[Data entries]
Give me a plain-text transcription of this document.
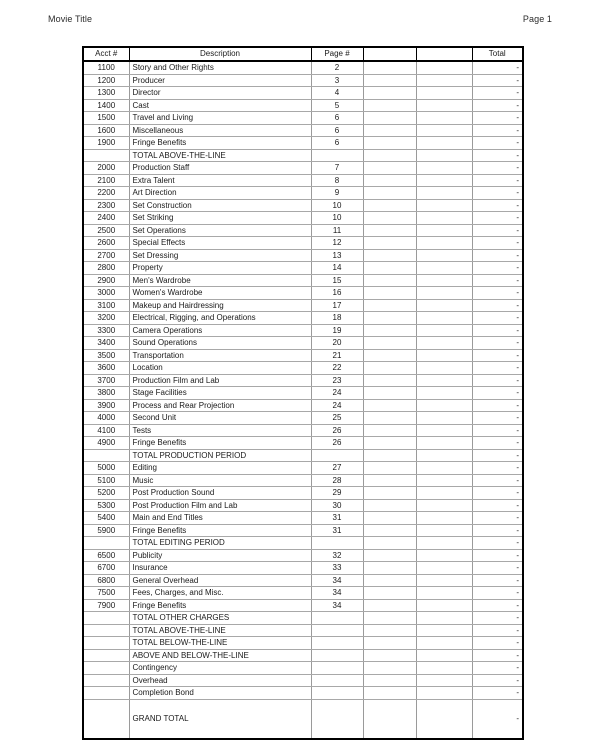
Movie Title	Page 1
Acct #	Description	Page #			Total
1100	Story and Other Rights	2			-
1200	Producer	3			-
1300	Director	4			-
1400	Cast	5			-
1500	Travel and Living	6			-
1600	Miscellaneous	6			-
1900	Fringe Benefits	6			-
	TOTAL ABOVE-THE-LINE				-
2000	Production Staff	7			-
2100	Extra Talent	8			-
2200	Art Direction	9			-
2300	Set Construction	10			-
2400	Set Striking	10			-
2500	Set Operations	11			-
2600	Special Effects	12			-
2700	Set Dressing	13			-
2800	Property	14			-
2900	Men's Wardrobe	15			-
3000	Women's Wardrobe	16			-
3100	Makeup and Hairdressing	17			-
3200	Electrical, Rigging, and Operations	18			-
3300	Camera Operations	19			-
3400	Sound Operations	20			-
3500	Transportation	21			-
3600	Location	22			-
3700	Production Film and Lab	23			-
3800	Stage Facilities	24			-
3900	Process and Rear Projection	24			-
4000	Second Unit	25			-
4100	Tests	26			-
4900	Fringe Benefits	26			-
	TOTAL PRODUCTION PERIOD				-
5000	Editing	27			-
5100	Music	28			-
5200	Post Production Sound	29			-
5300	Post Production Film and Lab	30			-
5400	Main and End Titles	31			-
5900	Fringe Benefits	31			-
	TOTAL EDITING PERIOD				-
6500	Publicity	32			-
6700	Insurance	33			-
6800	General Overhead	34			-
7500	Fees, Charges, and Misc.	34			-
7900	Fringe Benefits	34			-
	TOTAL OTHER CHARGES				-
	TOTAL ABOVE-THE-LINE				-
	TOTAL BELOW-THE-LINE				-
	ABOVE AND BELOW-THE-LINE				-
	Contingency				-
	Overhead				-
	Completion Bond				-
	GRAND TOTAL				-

* * *

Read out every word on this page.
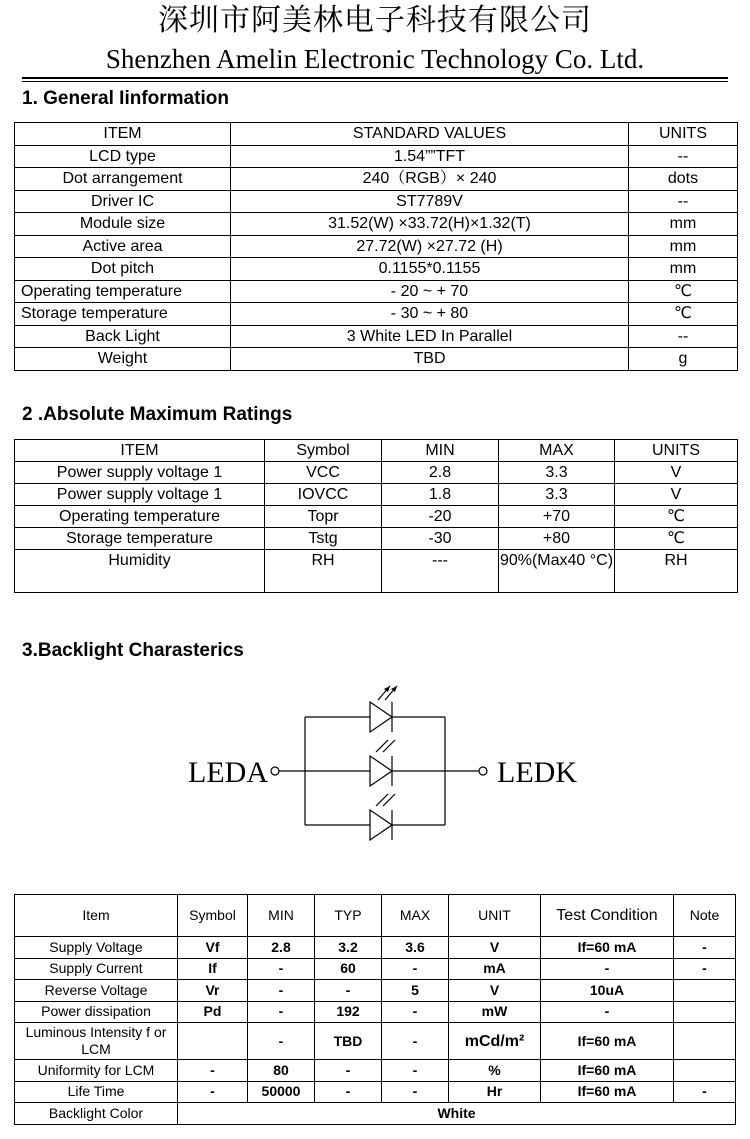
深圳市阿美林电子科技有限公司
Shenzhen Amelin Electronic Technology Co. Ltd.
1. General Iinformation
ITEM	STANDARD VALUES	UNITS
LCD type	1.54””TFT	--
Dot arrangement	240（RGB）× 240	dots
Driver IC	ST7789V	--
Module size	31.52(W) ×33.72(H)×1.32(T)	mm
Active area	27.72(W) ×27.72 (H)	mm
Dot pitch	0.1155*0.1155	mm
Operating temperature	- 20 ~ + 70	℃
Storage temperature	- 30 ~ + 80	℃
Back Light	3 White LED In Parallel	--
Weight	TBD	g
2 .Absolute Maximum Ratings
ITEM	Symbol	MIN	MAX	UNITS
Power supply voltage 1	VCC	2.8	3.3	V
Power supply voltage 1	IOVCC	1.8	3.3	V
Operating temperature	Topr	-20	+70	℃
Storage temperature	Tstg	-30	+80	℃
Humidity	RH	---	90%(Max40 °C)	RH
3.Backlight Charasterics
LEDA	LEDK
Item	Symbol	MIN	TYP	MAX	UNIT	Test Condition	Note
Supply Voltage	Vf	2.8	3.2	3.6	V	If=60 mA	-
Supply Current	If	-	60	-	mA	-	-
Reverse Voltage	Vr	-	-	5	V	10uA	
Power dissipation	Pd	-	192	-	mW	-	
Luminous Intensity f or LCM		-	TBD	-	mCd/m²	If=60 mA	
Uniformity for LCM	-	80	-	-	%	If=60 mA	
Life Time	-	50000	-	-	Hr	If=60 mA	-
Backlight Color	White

==

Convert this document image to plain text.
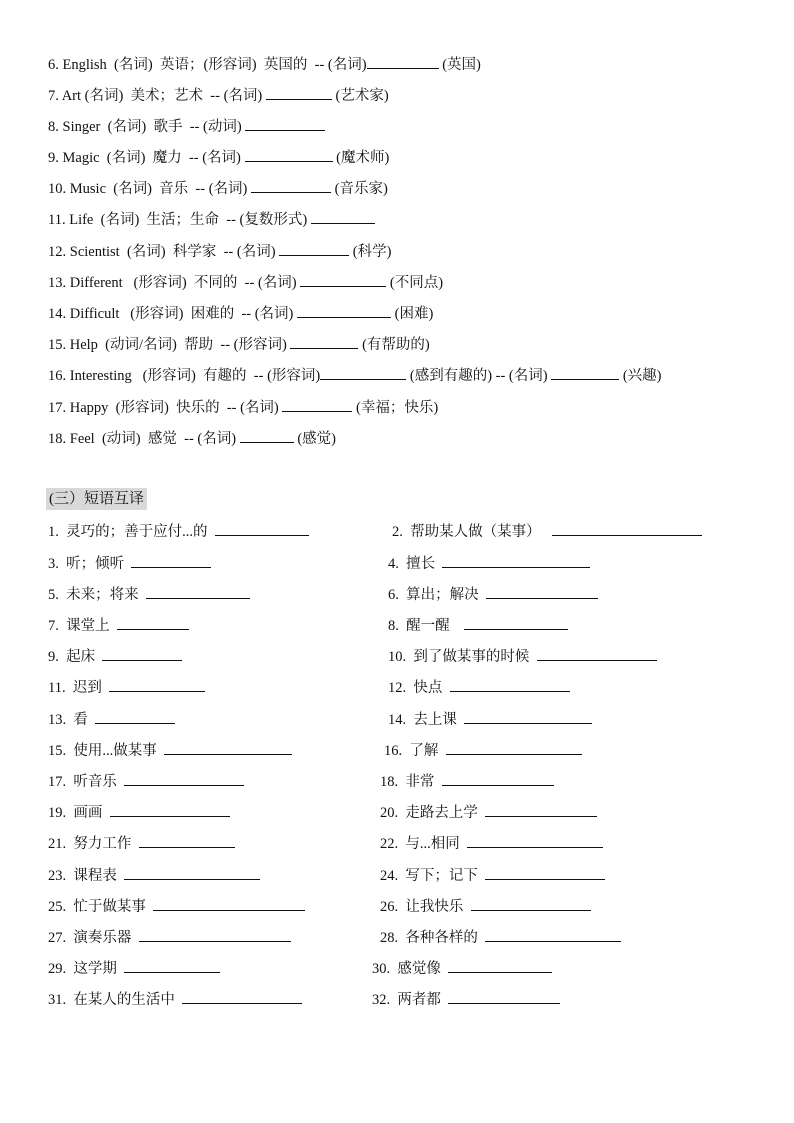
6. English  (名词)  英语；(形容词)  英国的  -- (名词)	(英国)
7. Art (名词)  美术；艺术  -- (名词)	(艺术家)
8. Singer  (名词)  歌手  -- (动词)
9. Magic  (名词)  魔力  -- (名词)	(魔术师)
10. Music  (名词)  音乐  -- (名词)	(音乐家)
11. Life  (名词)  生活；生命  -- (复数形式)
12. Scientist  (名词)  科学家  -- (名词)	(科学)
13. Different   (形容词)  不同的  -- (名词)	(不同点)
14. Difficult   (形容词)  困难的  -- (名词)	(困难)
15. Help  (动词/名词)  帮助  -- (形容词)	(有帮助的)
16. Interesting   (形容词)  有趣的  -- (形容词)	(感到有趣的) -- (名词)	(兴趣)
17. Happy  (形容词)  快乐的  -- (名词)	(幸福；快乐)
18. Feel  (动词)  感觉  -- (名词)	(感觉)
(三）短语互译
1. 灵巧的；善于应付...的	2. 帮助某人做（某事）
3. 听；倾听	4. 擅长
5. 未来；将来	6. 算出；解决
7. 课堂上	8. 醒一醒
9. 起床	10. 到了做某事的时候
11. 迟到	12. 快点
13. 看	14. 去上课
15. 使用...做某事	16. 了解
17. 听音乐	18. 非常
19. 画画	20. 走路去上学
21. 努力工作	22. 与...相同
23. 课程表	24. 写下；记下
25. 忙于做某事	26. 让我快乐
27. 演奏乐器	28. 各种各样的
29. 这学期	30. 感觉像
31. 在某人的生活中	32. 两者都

GOAL:
Collect, from the material above, every line containing the word "White".

COMPLETE RESPONSE:
Back Light	3 White LED In Parallel	--
Backlight Color	White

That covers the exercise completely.